> Required work: Reply with one number: how many lines contain the word "Kong".

> The input:
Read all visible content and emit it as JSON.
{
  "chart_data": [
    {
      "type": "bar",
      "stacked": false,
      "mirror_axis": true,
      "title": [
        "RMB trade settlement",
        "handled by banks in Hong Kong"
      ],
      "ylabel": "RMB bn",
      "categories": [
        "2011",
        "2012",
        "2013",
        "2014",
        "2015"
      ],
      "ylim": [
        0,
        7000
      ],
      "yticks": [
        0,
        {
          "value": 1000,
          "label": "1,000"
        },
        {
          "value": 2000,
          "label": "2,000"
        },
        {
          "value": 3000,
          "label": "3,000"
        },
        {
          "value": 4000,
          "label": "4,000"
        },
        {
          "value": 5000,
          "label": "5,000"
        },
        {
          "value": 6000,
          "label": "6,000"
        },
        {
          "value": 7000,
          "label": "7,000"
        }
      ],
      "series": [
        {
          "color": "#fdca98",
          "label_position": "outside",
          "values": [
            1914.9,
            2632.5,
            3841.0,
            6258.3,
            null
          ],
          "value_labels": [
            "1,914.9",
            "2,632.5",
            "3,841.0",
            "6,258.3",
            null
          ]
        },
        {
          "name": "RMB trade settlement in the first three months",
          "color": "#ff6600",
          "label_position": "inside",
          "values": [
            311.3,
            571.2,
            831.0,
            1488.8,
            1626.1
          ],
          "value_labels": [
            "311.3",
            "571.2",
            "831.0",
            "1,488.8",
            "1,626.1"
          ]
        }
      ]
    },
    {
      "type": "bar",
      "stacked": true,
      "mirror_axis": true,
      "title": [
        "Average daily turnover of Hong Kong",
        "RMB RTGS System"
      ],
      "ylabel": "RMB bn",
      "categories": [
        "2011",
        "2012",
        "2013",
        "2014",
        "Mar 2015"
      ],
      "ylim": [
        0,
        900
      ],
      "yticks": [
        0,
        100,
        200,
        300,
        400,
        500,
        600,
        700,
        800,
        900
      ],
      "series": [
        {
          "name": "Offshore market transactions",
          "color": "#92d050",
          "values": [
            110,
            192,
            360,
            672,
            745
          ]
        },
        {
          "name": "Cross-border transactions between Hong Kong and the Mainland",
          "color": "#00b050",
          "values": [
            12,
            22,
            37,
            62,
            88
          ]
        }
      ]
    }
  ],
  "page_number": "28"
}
* * *
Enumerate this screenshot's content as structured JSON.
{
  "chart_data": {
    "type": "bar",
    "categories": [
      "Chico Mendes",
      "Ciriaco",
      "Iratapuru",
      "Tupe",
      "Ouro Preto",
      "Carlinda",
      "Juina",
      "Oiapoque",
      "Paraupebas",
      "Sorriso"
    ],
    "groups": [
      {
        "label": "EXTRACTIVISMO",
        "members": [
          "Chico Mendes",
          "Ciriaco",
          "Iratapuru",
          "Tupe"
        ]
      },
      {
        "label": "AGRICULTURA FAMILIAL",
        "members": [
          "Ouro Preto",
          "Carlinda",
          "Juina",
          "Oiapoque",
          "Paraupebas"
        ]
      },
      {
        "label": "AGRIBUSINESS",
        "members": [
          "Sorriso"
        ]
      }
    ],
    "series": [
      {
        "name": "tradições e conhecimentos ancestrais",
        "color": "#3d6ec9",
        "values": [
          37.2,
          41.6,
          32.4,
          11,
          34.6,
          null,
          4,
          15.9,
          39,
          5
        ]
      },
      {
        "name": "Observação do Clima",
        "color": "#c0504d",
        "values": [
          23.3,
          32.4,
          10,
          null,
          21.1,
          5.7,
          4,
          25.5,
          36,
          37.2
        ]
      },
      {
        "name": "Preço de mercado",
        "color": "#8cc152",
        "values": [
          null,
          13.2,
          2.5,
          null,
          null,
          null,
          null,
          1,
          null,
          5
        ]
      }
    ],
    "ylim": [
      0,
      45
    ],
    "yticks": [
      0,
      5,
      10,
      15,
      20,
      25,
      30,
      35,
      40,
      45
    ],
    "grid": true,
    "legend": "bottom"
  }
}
* * *
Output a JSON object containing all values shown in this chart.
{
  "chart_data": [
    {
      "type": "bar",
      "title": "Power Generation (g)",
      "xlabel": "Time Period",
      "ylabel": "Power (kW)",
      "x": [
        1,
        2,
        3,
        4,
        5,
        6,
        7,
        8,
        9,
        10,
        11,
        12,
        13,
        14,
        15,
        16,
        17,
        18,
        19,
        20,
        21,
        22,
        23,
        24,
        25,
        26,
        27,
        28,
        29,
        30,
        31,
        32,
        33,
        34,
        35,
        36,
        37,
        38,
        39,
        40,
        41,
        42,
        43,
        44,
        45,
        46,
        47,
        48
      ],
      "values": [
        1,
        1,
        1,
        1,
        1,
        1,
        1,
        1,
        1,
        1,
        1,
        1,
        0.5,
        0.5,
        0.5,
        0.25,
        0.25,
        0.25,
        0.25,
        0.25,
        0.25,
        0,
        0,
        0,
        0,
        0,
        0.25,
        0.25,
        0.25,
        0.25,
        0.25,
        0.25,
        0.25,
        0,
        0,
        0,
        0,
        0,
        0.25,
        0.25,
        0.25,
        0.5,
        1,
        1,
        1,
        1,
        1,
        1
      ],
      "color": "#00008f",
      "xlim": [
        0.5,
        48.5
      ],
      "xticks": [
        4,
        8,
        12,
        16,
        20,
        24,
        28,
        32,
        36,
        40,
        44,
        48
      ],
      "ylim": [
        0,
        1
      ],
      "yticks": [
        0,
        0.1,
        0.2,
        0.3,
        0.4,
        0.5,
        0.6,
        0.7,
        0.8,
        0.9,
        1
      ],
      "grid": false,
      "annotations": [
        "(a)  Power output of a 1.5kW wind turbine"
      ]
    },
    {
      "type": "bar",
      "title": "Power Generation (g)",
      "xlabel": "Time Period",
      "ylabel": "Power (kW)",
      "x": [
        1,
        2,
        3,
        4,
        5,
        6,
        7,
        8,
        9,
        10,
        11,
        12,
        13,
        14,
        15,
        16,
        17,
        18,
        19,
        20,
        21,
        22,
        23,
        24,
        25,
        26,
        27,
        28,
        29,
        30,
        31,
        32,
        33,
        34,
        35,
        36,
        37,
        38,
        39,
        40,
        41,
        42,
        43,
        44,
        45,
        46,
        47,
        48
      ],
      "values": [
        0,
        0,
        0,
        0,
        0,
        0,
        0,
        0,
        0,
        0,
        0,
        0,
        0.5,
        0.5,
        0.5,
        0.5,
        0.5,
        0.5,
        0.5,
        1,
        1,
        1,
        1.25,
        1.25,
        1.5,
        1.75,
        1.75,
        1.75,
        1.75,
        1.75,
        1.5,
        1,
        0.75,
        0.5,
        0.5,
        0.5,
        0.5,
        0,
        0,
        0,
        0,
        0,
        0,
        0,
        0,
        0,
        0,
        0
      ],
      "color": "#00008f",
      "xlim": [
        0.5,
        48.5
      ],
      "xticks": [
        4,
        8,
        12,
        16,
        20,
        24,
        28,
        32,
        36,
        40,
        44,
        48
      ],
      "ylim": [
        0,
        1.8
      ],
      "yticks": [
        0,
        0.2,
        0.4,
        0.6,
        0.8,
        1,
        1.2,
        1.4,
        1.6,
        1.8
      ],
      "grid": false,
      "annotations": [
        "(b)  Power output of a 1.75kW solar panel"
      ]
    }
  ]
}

> Answer for this exercise: 3